Extracted records ::
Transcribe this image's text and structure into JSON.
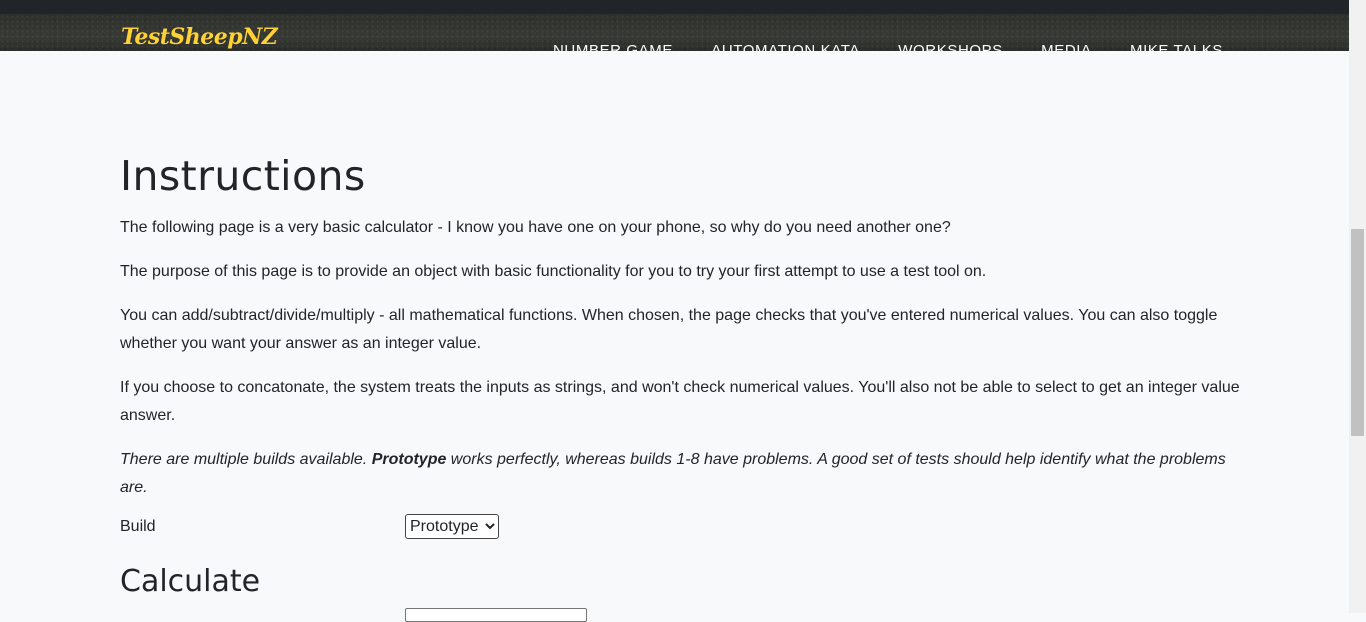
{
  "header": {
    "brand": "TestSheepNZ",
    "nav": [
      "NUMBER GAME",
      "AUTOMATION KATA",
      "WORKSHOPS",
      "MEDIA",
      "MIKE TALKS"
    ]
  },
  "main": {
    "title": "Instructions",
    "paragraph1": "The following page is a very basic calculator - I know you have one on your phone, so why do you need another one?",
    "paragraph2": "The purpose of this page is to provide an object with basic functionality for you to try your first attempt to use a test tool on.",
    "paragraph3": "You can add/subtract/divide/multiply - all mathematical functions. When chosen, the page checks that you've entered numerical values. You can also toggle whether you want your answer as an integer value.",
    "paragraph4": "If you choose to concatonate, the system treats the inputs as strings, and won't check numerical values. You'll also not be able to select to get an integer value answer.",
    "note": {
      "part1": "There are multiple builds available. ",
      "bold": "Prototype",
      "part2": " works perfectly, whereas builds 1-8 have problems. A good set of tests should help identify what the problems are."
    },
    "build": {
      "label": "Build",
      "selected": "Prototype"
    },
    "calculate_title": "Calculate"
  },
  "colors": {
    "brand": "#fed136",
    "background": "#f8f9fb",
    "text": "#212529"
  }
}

What the task asks :: Leave out the pictures and return every record word for word.

Output of the task ::
Transcribe this image's text and structure into JSON.
{
  "header": {
    "brand": "TestSheepNZ",
    "nav": [
      "NUMBER GAME",
      "AUTOMATION KATA",
      "WORKSHOPS",
      "MEDIA",
      "MIKE TALKS"
    ]
  },
  "main": {
    "title": "Instructions",
    "paragraph1": "The following page is a very basic calculator - I know you have one on your phone, so why do you need another one?",
    "paragraph2": "The purpose of this page is to provide an object with basic functionality for you to try your first attempt to use a test tool on.",
    "paragraph3": "You can add/subtract/divide/multiply - all mathematical functions. When chosen, the page checks that you've entered numerical values. You can also toggle whether you want your answer as an integer value.",
    "paragraph4": "If you choose to concatonate, the system treats the inputs as strings, and won't check numerical values. You'll also not be able to select to get an integer value answer.",
    "note": {
      "part1": "There are multiple builds available. ",
      "bold": "Prototype",
      "part2": " works perfectly, whereas builds 1-8 have problems. A good set of tests should help identify what the problems are."
    },
    "build": {
      "label": "Build",
      "selected": "Prototype"
    },
    "calculate_title": "Calculate"
  },
  "colors": {
    "brand": "#fed136",
    "background": "#f8f9fb",
    "text": "#212529"
  }
}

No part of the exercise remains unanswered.